[Collected data]

------------------------------------

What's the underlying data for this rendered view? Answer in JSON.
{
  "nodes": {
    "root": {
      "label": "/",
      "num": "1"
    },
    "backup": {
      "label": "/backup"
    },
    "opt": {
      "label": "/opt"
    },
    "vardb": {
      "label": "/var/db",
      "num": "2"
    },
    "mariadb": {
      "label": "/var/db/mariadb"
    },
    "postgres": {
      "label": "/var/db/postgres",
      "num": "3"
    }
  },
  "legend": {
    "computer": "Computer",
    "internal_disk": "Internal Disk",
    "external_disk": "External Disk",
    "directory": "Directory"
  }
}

------------------------------------

▶ _Your task_:
Print all of the entries again, exactly as written.

▶ _Answer to the problem_:
What's the underlying data for this rendered view? Answer in JSON.
{
  "nodes": {
    "root": {
      "label": "/",
      "num": "1"
    },
    "backup": {
      "label": "/backup"
    },
    "opt": {
      "label": "/opt"
    },
    "vardb": {
      "label": "/var/db",
      "num": "2"
    },
    "mariadb": {
      "label": "/var/db/mariadb"
    },
    "postgres": {
      "label": "/var/db/postgres",
      "num": "3"
    }
  },
  "legend": {
    "computer": "Computer",
    "internal_disk": "Internal Disk",
    "external_disk": "External Disk",
    "directory": "Directory"
  }
}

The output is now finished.